BRIEF
Go through the data below and gather each line containing "Reps".

— Start ROWS —

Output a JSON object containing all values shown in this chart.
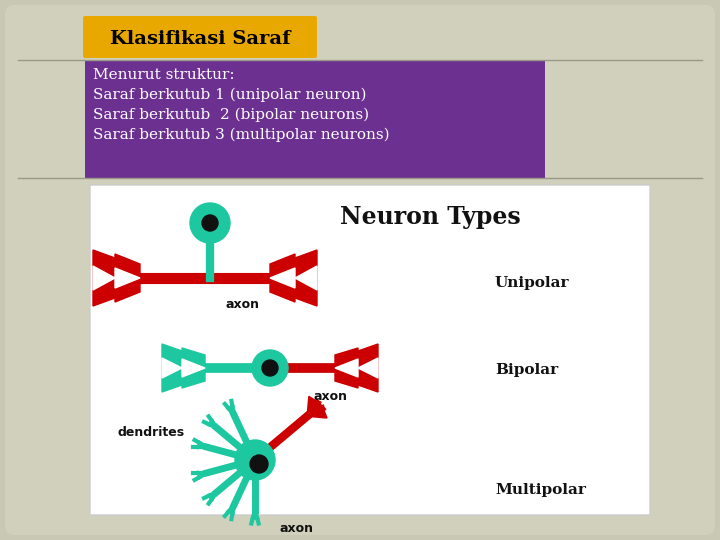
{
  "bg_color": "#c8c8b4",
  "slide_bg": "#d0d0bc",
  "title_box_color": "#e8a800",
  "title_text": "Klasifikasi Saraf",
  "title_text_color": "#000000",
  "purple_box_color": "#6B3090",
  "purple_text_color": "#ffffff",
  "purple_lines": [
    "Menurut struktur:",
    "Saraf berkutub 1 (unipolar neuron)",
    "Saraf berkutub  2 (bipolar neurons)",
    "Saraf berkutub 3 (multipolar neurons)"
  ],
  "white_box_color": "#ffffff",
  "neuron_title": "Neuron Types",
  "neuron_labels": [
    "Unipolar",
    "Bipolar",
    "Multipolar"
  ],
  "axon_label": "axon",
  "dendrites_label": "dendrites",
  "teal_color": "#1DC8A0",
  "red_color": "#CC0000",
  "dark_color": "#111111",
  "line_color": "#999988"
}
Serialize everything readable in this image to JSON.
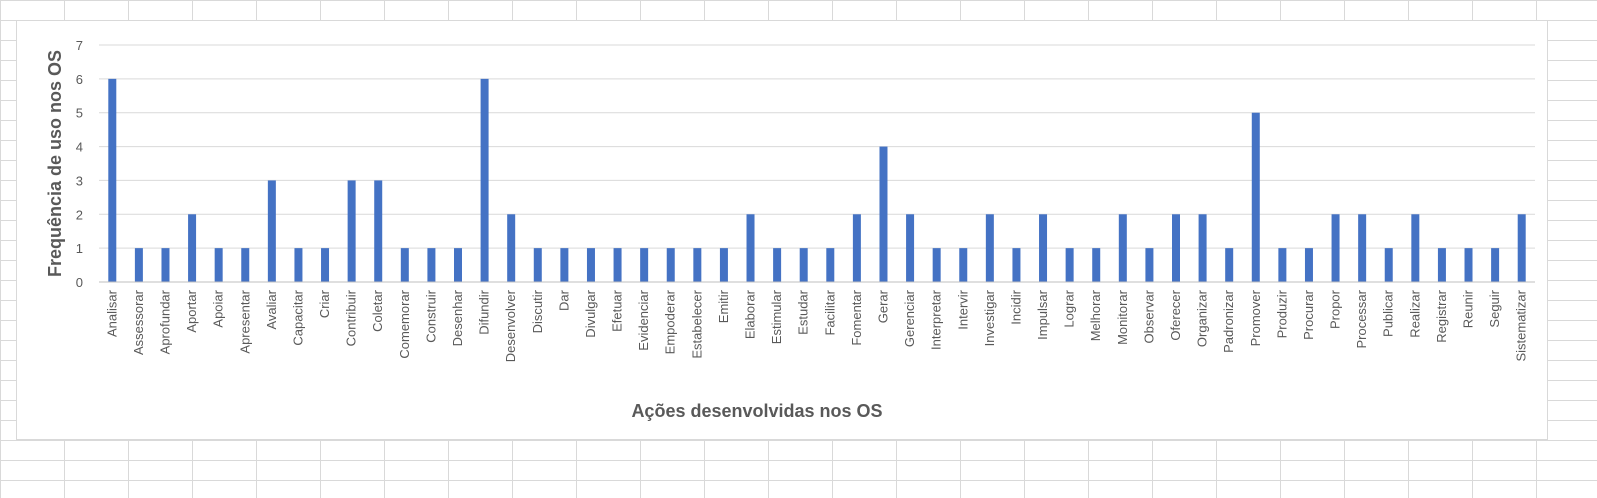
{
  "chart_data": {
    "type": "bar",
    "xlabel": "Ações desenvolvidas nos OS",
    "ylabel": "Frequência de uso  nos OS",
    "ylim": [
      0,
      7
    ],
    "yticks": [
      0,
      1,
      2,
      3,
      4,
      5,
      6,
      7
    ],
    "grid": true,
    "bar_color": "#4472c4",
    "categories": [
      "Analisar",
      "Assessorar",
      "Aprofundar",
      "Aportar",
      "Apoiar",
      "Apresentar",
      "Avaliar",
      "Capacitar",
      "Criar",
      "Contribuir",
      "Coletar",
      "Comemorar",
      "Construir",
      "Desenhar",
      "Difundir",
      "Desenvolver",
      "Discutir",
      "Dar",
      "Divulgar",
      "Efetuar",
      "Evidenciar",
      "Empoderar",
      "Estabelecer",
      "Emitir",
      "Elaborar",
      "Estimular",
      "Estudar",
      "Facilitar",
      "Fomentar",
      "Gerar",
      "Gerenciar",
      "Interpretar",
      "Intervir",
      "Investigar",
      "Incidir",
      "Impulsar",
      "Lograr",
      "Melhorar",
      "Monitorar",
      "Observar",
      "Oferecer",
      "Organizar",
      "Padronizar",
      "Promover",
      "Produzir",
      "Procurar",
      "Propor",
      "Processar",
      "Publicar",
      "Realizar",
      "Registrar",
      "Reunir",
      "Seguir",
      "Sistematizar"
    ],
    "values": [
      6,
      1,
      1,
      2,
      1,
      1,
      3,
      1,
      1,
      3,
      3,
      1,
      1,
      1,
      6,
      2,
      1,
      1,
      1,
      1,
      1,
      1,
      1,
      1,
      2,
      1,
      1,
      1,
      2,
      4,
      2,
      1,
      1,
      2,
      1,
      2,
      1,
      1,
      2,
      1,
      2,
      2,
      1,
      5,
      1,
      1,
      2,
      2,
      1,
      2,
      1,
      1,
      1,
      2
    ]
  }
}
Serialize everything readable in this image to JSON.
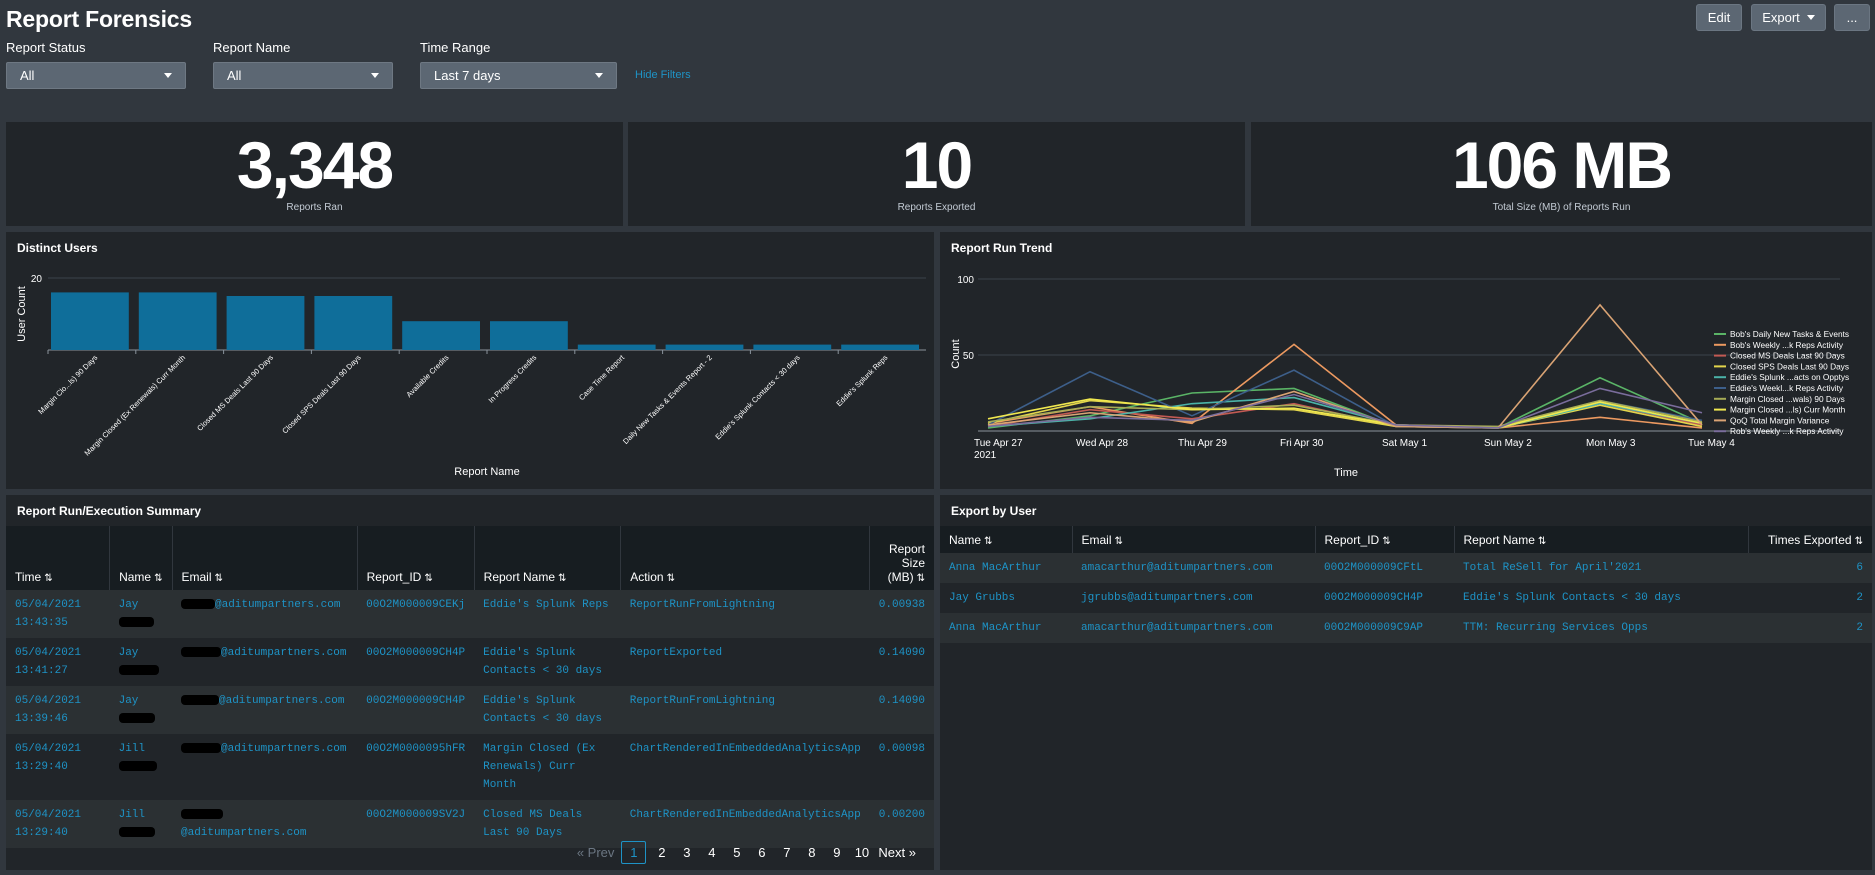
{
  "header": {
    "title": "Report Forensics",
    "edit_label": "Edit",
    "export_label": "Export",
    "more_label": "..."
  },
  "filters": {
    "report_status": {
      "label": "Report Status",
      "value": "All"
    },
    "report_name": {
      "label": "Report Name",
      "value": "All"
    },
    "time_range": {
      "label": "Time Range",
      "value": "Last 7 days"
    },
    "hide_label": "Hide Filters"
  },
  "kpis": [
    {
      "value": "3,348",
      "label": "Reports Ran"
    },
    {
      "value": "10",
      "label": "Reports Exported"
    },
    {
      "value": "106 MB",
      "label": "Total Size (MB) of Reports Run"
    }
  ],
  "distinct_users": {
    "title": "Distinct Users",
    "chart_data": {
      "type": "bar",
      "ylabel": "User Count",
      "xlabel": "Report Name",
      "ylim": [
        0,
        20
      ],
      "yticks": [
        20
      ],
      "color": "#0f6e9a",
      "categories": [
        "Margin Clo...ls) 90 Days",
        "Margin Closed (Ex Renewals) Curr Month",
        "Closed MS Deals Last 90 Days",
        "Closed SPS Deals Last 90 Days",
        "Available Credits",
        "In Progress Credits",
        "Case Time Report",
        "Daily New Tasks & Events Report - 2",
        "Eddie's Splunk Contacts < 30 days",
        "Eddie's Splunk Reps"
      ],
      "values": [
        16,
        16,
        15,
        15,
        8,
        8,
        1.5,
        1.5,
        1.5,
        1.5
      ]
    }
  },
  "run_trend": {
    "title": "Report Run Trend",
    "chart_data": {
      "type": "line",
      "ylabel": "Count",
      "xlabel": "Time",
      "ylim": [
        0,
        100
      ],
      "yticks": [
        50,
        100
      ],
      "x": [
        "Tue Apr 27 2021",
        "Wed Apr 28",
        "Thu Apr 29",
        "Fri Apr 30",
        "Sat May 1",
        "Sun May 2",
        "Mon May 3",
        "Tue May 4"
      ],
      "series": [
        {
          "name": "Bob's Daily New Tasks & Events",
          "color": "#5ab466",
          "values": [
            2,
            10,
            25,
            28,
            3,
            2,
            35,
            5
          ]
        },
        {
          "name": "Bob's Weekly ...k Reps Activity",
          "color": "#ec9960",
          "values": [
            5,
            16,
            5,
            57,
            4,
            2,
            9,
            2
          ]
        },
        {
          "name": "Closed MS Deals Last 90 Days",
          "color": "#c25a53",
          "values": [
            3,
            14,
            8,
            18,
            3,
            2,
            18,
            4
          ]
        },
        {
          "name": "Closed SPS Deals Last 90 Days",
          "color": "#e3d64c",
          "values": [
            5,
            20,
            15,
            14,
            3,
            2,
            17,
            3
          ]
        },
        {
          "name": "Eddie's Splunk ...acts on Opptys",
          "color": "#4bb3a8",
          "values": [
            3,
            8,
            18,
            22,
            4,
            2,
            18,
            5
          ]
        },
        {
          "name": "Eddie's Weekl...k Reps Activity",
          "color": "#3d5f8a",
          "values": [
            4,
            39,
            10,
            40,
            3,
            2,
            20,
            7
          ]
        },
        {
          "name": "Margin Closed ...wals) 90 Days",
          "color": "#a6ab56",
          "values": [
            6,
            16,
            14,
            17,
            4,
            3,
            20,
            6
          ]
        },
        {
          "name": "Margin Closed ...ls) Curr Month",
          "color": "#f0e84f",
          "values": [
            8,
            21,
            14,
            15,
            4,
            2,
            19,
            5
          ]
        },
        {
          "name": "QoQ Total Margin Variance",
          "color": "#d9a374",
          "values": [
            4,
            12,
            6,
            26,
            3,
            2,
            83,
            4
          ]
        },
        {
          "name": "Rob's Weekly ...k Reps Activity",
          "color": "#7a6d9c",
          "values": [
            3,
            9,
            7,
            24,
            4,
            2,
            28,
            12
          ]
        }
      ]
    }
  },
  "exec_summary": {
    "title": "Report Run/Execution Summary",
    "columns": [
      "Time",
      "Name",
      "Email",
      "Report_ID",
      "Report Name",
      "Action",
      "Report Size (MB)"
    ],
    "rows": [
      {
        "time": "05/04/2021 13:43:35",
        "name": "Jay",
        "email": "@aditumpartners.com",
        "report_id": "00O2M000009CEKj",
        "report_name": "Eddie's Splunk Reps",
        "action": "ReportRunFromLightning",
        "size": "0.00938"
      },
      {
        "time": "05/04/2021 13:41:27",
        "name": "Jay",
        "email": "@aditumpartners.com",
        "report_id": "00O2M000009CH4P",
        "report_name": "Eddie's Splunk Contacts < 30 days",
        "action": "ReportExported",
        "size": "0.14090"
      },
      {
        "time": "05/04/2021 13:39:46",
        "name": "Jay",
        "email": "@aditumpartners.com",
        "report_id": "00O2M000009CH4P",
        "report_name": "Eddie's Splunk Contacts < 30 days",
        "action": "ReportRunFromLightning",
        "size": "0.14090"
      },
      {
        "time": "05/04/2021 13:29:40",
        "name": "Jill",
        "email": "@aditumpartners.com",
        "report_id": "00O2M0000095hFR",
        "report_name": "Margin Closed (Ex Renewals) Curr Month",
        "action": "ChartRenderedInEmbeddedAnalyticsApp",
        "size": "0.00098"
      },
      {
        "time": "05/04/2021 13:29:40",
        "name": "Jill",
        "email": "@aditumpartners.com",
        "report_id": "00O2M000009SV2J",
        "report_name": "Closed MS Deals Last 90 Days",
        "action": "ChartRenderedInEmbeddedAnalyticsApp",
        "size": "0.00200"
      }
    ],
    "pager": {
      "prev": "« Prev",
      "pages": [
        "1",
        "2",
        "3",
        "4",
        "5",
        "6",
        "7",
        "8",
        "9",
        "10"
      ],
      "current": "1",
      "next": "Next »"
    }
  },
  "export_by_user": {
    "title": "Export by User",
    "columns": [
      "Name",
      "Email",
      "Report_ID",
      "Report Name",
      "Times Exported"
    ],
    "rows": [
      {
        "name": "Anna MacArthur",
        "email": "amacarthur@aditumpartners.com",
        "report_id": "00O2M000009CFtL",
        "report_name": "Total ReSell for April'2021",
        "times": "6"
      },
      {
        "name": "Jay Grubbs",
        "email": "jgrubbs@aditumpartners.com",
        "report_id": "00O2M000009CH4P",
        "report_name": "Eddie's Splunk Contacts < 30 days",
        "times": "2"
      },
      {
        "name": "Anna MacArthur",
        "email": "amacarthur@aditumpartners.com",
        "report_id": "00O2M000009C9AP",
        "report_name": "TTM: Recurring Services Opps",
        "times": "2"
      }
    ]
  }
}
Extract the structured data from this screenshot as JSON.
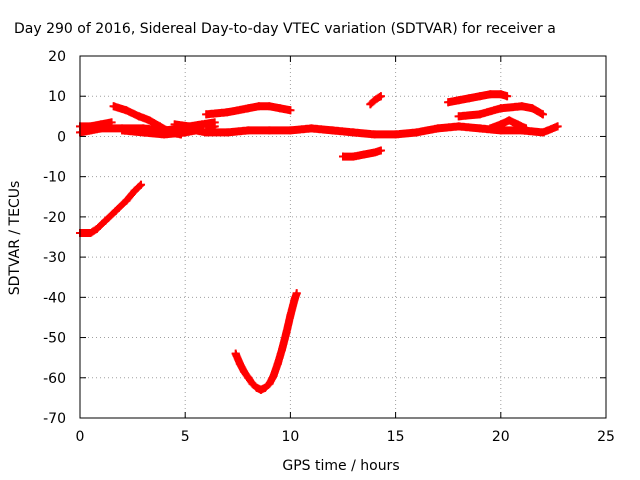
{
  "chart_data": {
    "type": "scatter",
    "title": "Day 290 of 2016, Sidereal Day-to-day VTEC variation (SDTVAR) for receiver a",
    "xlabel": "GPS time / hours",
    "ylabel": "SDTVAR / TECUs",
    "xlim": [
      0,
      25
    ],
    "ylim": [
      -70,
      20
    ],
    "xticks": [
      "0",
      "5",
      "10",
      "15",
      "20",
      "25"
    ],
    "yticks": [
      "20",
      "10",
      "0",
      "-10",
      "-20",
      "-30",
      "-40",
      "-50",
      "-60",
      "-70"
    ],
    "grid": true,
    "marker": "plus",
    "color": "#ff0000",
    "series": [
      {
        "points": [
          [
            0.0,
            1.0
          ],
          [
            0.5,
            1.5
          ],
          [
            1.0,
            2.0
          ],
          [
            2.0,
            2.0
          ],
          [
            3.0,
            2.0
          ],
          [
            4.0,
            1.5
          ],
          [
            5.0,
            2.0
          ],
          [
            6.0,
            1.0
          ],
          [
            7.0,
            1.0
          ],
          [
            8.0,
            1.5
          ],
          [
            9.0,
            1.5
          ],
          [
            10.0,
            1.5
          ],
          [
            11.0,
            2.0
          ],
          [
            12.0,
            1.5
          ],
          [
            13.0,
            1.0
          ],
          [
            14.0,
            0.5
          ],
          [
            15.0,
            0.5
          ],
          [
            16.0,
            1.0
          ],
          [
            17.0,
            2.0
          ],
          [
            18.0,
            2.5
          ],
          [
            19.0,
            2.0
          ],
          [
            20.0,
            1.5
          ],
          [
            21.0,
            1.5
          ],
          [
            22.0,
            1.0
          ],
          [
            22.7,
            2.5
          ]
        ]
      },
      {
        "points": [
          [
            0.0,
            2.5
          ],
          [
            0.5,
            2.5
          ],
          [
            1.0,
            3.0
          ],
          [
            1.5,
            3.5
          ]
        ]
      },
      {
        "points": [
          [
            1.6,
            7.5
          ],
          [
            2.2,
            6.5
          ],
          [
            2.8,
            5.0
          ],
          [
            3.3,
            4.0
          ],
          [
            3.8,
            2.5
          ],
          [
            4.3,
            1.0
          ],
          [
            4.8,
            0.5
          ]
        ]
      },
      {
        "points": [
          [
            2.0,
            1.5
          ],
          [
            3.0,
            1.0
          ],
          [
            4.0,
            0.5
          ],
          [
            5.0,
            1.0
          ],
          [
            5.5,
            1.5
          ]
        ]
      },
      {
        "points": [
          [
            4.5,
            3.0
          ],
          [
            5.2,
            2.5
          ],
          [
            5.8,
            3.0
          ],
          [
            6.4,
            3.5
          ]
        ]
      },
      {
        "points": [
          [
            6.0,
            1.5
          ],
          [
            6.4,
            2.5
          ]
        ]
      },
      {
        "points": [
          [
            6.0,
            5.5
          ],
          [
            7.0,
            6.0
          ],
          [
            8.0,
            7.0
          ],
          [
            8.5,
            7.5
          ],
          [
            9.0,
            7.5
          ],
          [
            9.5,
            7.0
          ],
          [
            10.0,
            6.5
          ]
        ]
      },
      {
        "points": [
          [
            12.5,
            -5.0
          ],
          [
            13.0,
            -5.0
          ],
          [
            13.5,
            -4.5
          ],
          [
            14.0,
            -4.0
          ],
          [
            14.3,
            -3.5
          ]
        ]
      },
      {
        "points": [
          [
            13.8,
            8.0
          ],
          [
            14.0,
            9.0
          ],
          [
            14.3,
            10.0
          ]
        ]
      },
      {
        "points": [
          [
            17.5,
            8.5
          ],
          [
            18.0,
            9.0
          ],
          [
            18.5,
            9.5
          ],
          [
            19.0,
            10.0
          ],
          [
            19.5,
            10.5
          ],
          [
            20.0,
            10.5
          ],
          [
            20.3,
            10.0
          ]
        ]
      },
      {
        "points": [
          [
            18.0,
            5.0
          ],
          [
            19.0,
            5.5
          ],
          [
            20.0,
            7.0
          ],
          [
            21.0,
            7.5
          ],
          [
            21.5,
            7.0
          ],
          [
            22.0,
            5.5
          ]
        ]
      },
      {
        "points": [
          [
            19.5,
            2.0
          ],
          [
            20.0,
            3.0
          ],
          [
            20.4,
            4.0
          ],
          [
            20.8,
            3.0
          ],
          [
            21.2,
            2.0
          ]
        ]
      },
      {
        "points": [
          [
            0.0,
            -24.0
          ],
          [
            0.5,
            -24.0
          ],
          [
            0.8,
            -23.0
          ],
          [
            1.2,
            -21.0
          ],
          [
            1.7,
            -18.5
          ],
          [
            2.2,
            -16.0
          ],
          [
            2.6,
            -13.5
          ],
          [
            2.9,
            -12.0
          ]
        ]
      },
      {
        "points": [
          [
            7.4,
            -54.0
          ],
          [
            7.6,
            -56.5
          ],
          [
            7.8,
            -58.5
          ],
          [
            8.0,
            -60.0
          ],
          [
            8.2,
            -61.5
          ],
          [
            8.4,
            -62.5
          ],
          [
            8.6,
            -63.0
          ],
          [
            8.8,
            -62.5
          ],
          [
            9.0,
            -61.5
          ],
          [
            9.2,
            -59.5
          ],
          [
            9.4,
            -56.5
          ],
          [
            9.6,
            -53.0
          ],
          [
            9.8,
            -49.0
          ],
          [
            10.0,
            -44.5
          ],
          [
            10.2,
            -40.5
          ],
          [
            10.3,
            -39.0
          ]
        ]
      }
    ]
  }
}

— End ROWS —

COMPLETE RESPONSE
        "Eddie's Splunk Reps"
          "name": "Bob's Weekly ...k Reps Activity",
          "name": "Eddie's Weekl...k Reps Activity",
          "name": "Rob's Weekly ...k Reps Activity",
        "report_name": "Eddie's Splunk Reps",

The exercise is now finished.